▶ _Stated exercise_: Within the listing below, locate all lines containing the word "DAILY". Copy each one.

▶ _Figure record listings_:
▼
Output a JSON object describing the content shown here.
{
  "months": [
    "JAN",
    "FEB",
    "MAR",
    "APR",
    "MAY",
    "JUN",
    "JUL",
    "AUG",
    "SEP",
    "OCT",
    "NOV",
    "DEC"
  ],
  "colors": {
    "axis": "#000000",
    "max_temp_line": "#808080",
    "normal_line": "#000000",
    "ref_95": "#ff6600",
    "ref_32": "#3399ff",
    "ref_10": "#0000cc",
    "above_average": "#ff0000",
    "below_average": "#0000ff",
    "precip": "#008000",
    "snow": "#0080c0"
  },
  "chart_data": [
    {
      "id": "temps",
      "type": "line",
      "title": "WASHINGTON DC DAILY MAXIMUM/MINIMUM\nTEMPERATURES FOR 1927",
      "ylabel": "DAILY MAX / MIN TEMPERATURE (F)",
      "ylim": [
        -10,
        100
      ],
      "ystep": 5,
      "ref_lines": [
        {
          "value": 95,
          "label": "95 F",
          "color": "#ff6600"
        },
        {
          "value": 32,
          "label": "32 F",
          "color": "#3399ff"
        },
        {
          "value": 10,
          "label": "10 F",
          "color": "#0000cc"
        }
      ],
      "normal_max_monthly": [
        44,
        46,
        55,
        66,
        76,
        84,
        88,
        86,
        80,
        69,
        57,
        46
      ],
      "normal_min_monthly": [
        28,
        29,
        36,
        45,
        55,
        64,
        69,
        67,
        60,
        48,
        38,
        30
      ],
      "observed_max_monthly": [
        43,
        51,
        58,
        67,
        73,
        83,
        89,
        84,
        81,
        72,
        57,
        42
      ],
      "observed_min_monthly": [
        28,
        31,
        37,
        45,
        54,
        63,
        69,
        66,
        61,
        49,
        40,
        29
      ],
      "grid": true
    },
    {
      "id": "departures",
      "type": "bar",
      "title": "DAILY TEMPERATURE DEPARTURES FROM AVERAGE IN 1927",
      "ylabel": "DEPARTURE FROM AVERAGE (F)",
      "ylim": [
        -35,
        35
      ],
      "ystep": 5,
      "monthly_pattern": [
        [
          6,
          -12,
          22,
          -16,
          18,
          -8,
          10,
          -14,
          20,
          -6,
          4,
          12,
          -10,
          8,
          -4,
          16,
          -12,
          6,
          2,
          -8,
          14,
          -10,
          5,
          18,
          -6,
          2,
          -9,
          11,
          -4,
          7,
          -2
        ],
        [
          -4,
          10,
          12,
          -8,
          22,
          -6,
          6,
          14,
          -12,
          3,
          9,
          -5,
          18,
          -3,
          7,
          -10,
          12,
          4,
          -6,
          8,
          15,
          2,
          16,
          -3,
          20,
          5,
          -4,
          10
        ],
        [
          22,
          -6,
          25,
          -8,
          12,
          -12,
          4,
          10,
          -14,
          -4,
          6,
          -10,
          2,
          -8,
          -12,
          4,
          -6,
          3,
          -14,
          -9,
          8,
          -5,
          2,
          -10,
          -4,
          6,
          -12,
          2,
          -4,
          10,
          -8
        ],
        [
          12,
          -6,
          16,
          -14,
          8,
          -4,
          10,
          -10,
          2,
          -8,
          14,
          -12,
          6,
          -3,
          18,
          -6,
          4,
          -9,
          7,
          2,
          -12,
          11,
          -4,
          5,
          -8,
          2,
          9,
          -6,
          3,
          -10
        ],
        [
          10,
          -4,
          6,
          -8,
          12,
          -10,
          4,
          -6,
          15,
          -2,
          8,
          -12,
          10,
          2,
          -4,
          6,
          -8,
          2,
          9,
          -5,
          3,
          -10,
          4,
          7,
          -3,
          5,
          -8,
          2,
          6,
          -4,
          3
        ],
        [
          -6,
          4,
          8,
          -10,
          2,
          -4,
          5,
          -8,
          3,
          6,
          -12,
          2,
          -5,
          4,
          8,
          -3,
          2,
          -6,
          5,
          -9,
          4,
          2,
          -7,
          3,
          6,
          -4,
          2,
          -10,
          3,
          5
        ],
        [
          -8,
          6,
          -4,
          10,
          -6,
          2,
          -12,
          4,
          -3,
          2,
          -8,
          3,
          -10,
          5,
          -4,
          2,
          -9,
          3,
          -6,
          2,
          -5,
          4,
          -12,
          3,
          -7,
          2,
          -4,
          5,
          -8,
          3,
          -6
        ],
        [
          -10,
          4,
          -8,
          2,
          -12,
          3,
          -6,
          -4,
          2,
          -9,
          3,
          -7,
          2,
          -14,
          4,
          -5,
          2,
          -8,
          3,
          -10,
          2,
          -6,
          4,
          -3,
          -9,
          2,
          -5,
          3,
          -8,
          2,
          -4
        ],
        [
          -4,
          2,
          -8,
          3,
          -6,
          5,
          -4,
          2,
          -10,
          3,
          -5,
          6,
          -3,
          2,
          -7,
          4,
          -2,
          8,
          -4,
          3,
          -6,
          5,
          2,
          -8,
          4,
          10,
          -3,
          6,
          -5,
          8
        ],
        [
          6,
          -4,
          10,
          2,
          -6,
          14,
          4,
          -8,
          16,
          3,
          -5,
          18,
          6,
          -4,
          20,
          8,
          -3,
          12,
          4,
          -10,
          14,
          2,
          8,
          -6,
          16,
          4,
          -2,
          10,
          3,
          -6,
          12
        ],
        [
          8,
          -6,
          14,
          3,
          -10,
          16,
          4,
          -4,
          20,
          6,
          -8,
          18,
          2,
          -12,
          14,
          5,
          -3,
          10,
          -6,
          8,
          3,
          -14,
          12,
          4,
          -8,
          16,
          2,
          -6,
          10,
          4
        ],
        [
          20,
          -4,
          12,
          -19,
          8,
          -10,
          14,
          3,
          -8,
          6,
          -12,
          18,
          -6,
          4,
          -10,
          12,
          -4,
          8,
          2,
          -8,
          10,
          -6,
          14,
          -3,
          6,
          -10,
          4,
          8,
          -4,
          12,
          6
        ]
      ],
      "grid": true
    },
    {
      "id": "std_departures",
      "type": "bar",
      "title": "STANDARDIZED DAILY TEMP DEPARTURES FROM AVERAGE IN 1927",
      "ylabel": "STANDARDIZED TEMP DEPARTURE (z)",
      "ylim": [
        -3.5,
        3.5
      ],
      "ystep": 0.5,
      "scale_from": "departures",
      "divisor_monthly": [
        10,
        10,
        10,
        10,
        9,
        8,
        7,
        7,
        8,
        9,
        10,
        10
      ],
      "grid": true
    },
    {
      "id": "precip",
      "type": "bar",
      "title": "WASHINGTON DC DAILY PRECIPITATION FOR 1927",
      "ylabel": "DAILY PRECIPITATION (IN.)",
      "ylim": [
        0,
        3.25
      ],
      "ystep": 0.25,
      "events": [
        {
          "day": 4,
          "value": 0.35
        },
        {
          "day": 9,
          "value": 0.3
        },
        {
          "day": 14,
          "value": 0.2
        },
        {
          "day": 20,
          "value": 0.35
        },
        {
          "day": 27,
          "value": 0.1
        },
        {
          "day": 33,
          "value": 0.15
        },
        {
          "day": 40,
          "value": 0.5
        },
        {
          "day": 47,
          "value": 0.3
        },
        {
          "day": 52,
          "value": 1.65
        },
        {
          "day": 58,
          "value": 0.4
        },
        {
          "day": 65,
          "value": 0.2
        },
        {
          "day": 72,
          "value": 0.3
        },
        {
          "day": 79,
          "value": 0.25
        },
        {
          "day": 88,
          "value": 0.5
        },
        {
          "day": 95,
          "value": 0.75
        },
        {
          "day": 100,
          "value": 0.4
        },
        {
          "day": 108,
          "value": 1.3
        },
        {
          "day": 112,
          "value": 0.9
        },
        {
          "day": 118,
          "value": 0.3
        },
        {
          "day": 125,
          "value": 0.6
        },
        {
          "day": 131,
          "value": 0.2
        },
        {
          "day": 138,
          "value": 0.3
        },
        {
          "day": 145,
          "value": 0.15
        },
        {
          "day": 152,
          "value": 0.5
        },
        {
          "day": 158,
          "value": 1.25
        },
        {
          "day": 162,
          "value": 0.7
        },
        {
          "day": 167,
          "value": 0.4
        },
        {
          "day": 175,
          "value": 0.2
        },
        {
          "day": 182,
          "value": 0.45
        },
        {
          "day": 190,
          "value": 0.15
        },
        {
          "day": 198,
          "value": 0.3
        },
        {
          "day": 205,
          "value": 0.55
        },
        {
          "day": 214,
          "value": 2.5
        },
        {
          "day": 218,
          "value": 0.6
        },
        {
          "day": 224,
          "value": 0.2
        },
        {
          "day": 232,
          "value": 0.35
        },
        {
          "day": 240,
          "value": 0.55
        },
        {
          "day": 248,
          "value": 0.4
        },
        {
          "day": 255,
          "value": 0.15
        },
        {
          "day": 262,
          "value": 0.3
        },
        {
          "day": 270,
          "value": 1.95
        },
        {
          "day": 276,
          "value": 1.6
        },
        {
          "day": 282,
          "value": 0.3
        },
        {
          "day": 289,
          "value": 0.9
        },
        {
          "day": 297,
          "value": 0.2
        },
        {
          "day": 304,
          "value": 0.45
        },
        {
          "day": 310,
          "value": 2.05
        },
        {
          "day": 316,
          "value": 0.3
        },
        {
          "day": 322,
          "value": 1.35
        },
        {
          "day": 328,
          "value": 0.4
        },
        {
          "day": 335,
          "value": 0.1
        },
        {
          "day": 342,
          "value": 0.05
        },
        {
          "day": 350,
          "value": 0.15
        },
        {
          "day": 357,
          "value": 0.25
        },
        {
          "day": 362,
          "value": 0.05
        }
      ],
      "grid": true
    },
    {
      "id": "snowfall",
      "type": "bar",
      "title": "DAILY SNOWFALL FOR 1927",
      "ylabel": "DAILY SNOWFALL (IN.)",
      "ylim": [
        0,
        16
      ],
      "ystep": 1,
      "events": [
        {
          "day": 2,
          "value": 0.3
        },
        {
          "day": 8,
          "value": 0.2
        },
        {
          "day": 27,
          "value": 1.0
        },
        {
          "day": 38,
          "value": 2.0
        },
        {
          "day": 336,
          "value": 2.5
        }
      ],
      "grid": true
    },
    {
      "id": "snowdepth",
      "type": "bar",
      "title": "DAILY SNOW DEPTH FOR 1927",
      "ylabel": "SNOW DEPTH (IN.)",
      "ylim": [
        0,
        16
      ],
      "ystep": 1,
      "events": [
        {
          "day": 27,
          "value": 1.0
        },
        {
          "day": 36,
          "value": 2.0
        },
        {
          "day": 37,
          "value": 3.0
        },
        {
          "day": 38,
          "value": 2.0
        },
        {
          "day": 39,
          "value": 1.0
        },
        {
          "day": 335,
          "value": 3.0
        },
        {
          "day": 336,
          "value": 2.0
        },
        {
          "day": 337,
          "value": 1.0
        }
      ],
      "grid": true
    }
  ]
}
▲
▶ _Finished task_:
      "title": "WASHINGTON DC DAILY MAXIMUM/MINIMUM\nTEMPERATURES FOR 1927",
      "ylabel": "DAILY MAX / MIN TEMPERATURE (F)",
      "title": "DAILY TEMPERATURE DEPARTURES FROM AVERAGE IN 1927",
      "title": "STANDARDIZED DAILY TEMP DEPARTURES FROM AVERAGE IN 1927",
      "title": "WASHINGTON DC DAILY PRECIPITATION FOR 1927",
      "ylabel": "DAILY PRECIPITATION (IN.)",
      "title": "DAILY SNOWFALL FOR 1927",
      "ylabel": "DAILY SNOWFALL (IN.)",
      "title": "DAILY SNOW DEPTH FOR 1927",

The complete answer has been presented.